▶ What you need to do
List all the lines in these records that hold "icon".

▶ Material for this exercise
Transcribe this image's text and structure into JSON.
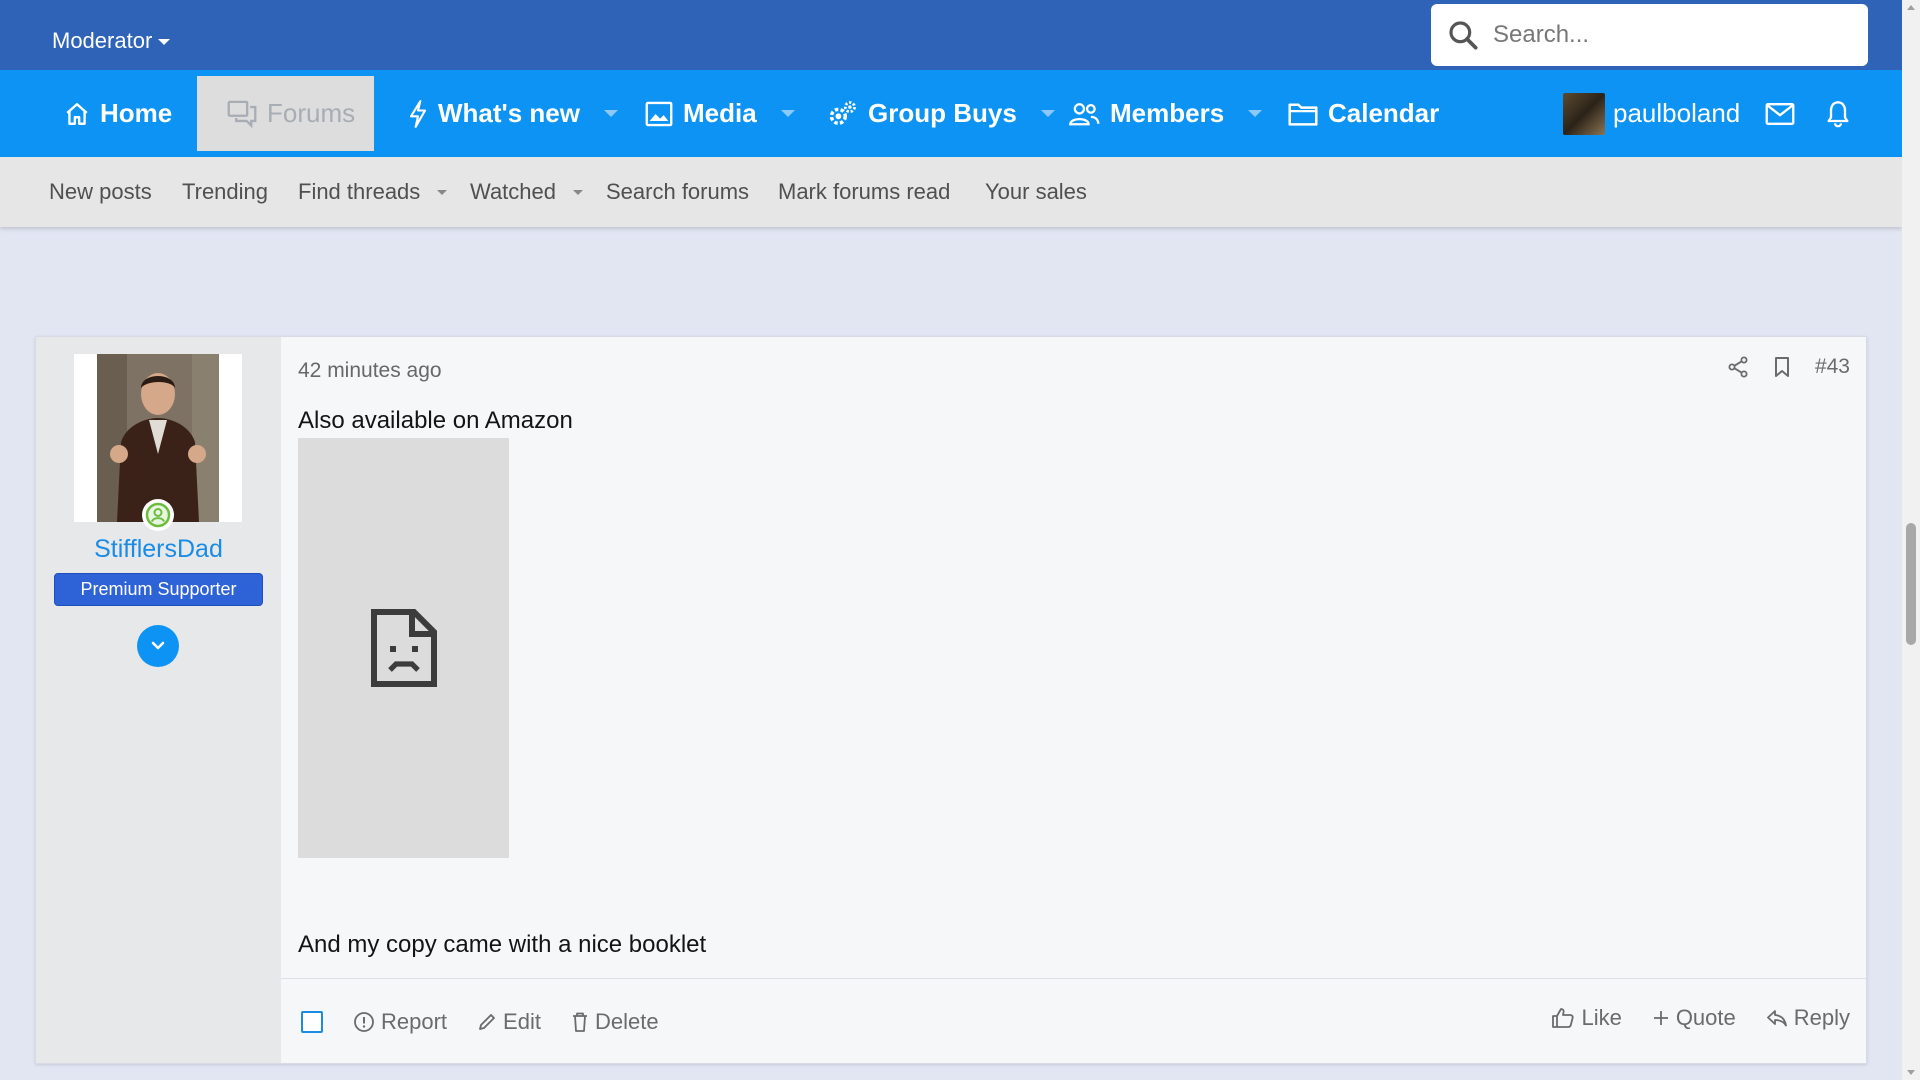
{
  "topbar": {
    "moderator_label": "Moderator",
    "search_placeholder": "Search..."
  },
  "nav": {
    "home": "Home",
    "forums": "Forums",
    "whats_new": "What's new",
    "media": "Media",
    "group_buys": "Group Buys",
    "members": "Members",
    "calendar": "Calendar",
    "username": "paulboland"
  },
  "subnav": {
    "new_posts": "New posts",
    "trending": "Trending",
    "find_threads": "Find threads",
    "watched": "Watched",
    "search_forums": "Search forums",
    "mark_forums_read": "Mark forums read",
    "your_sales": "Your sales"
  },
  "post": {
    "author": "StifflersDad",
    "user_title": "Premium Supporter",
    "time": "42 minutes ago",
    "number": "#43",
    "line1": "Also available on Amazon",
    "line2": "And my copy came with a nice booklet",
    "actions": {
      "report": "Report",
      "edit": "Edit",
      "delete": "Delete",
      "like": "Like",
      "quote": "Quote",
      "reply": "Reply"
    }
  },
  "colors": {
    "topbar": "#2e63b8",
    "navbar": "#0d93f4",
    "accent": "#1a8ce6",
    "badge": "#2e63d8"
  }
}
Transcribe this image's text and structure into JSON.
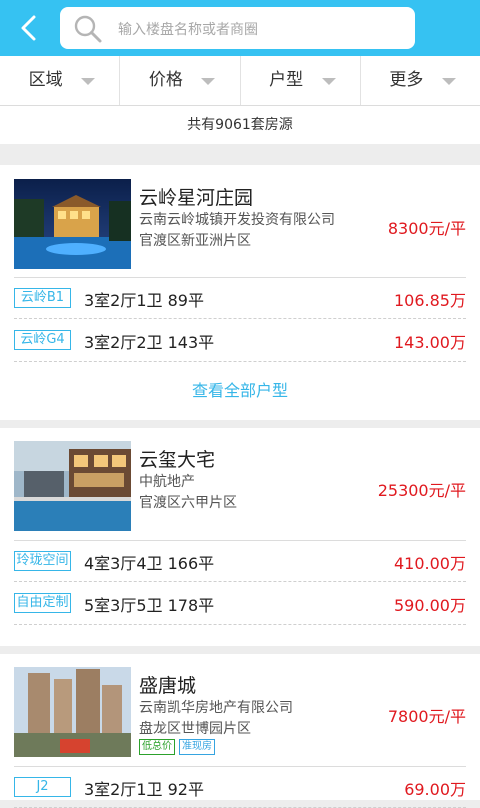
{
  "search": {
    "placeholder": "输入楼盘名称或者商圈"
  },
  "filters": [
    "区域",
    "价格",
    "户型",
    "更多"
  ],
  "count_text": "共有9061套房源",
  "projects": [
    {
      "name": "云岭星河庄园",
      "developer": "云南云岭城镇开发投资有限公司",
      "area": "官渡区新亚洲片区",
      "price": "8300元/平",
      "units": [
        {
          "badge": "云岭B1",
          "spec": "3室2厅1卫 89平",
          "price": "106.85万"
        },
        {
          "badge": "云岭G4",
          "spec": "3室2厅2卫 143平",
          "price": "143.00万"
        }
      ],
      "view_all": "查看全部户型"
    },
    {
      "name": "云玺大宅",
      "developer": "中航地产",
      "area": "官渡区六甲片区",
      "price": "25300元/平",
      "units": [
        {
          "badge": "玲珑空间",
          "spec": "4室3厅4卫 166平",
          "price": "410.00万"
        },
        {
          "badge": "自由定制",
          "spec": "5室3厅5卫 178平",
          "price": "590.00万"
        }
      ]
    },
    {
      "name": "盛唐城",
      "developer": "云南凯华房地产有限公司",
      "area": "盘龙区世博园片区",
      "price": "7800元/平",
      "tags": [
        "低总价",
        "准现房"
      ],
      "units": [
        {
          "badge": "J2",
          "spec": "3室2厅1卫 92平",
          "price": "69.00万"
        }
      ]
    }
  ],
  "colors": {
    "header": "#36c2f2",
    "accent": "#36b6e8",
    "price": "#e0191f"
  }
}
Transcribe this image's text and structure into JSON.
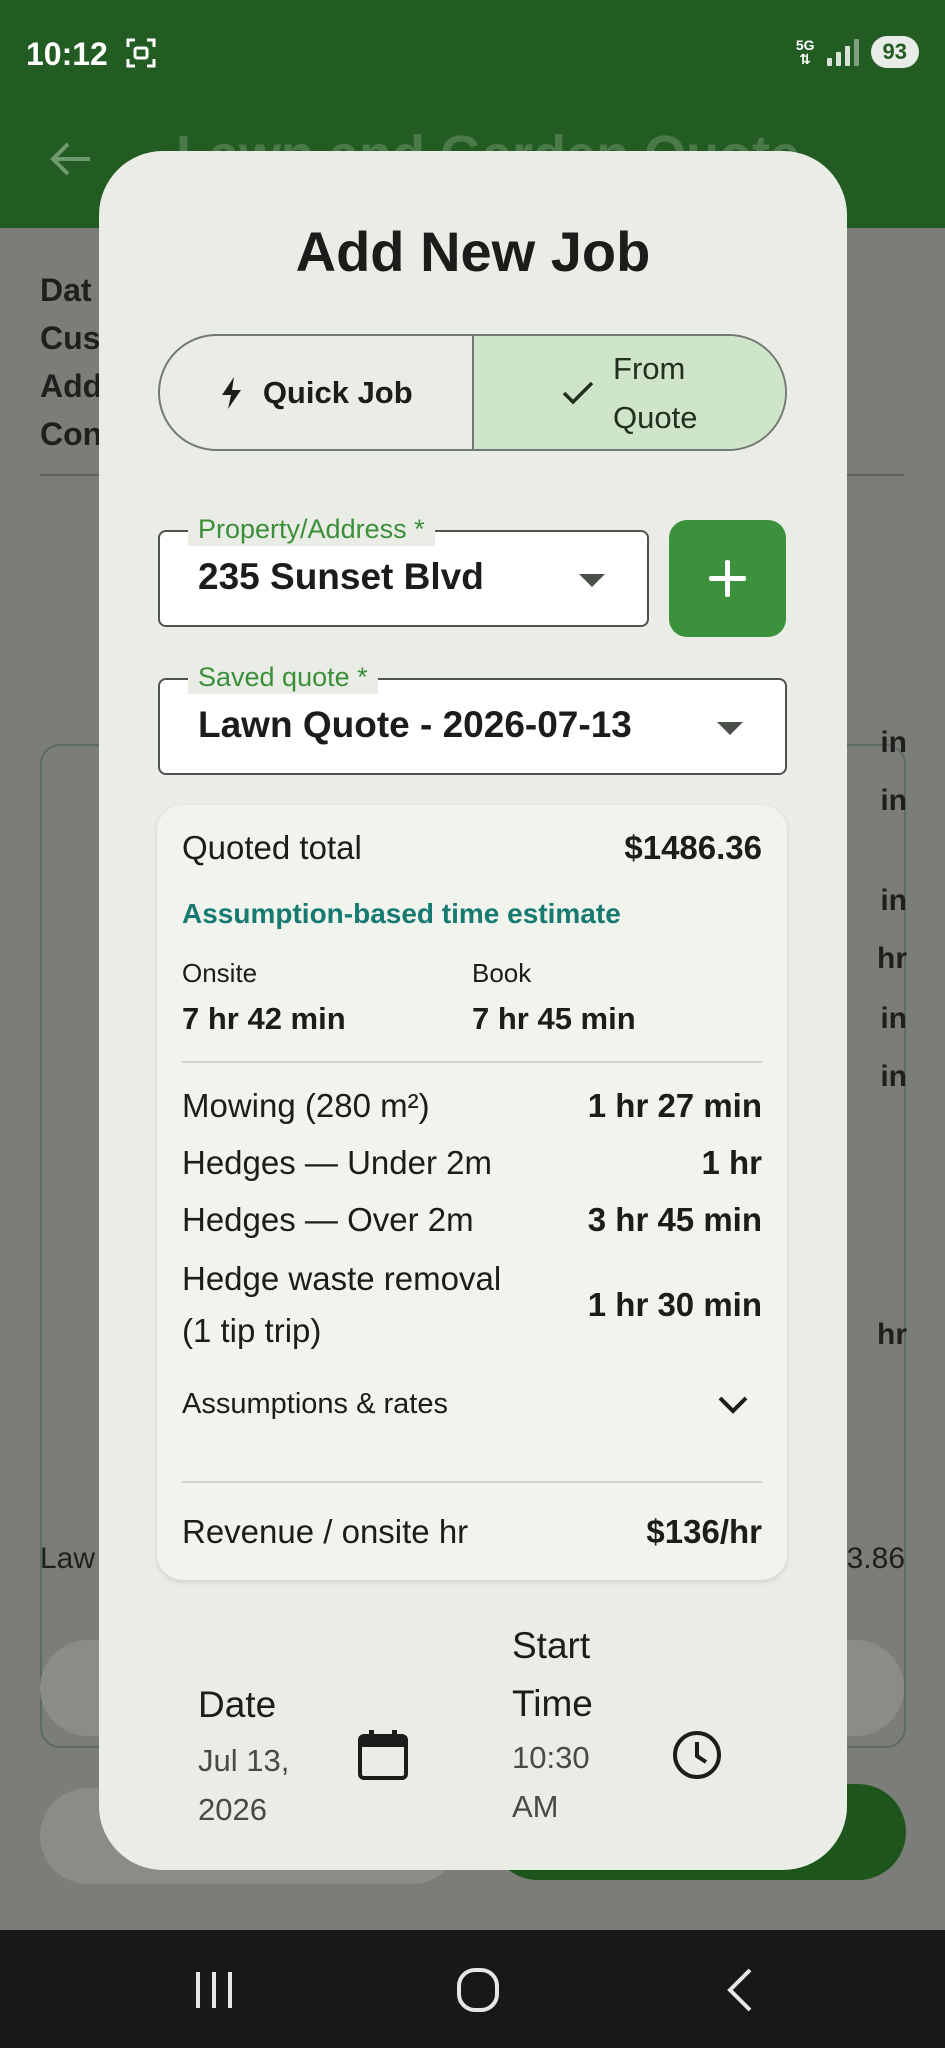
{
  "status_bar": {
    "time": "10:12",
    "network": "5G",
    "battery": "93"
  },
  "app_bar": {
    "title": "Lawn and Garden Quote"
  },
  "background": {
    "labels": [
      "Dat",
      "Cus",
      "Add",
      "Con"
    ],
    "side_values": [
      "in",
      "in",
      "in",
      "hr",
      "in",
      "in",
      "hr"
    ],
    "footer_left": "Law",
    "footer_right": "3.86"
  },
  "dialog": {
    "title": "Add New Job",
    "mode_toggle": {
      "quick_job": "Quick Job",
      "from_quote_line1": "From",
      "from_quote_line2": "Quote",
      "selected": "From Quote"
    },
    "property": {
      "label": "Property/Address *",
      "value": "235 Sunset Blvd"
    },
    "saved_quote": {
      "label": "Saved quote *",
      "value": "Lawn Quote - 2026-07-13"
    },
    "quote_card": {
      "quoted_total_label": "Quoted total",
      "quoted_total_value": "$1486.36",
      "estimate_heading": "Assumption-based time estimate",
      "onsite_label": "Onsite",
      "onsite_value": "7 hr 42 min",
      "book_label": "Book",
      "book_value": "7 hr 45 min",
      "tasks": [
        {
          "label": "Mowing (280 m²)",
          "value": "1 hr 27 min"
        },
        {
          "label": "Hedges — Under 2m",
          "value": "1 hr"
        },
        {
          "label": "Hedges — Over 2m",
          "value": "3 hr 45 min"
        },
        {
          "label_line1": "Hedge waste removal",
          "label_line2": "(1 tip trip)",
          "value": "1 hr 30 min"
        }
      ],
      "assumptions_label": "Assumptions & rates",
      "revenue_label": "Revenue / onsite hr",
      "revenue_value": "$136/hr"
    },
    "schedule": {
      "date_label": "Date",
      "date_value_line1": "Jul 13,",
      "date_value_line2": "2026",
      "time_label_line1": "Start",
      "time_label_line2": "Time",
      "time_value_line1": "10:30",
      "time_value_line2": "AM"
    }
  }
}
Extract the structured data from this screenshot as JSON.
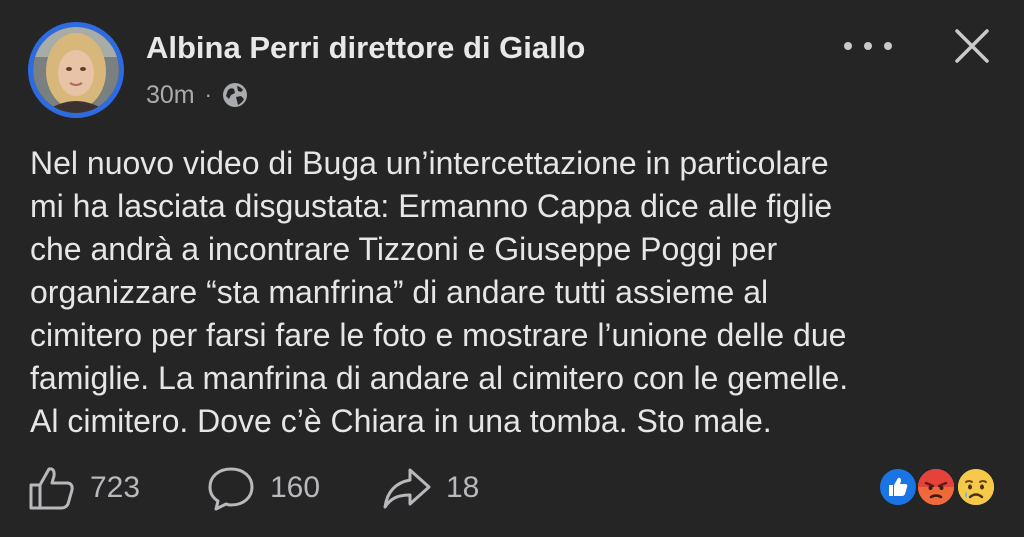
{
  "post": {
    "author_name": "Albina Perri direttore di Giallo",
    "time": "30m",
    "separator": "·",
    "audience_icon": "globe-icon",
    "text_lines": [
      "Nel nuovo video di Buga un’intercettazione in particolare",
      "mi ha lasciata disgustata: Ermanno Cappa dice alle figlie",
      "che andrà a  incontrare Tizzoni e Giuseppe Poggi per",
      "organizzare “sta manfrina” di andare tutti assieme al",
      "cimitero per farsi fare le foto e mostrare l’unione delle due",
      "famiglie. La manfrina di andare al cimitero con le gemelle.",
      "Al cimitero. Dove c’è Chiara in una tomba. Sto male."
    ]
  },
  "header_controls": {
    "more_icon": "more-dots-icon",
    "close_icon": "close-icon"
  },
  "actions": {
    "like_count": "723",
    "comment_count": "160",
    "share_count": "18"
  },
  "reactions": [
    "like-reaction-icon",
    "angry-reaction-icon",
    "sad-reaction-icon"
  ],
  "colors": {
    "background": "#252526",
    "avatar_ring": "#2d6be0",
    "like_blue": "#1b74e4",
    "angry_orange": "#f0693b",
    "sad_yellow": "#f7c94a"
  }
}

▶ Exercise result
    "audience_icon": "globe-icon",
    "more_icon": "more-dots-icon",
    "close_icon": "close-icon"
    "like-reaction-icon",
    "angry-reaction-icon",
    "sad-reaction-icon"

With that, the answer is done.